◆ **Directions**:
From the listing below, pull out every line where the string "年后的年龄和为" appears.

##### Input records #####

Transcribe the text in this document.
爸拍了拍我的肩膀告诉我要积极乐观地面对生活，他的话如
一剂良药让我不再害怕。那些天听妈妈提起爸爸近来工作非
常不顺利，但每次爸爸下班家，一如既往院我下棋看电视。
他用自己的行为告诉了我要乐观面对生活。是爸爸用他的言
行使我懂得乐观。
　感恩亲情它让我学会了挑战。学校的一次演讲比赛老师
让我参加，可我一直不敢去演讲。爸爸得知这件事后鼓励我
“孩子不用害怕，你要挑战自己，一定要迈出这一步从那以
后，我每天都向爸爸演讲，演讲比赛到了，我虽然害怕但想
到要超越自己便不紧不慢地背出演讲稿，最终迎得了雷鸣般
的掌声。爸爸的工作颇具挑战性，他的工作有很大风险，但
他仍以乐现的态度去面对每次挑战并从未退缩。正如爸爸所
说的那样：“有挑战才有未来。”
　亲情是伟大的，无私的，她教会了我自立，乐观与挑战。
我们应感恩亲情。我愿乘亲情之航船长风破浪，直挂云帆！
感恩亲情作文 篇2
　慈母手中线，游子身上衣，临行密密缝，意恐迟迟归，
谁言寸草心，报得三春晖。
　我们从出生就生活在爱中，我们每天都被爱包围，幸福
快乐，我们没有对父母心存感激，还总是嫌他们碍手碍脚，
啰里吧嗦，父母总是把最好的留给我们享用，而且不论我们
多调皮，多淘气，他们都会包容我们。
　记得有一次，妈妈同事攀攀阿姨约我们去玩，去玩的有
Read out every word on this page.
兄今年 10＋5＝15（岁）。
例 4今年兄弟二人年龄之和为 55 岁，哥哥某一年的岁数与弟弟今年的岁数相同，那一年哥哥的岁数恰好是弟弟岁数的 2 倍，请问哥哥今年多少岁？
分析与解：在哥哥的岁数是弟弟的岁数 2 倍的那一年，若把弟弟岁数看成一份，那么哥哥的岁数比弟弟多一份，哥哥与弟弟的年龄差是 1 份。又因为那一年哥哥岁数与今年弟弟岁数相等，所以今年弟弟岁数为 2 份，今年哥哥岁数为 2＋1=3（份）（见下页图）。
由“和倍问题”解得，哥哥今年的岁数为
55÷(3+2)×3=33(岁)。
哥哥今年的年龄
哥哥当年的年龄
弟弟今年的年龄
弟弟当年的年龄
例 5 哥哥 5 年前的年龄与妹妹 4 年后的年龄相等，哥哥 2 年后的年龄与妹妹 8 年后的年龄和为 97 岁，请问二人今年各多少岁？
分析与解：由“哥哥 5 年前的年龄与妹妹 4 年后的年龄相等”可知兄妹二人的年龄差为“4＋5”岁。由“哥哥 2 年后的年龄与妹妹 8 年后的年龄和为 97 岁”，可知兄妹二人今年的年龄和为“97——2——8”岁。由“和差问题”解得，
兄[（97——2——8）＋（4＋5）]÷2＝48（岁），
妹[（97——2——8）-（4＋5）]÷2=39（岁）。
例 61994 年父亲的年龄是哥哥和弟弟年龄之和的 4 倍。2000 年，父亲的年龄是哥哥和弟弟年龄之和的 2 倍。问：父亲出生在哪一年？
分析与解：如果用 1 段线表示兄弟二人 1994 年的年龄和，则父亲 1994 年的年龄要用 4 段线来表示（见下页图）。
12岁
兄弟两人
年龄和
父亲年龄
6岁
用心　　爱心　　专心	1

#####

◆ **Exercise result**:
例 5 哥哥 5 年前的年龄与妹妹 4 年后的年龄相等，哥哥 2 年后的年龄与妹妹 8 年后的年龄和为 97 岁，请问二人今年各多少岁？
分析与解：由“哥哥 5 年前的年龄与妹妹 4 年后的年龄相等”可知兄妹二人的年龄差为“4＋5”岁。由“哥哥 2 年后的年龄与妹妹 8 年后的年龄和为 97 岁”，可知兄妹二人今年的年龄和为“97——2——8”岁。由“和差问题”解得，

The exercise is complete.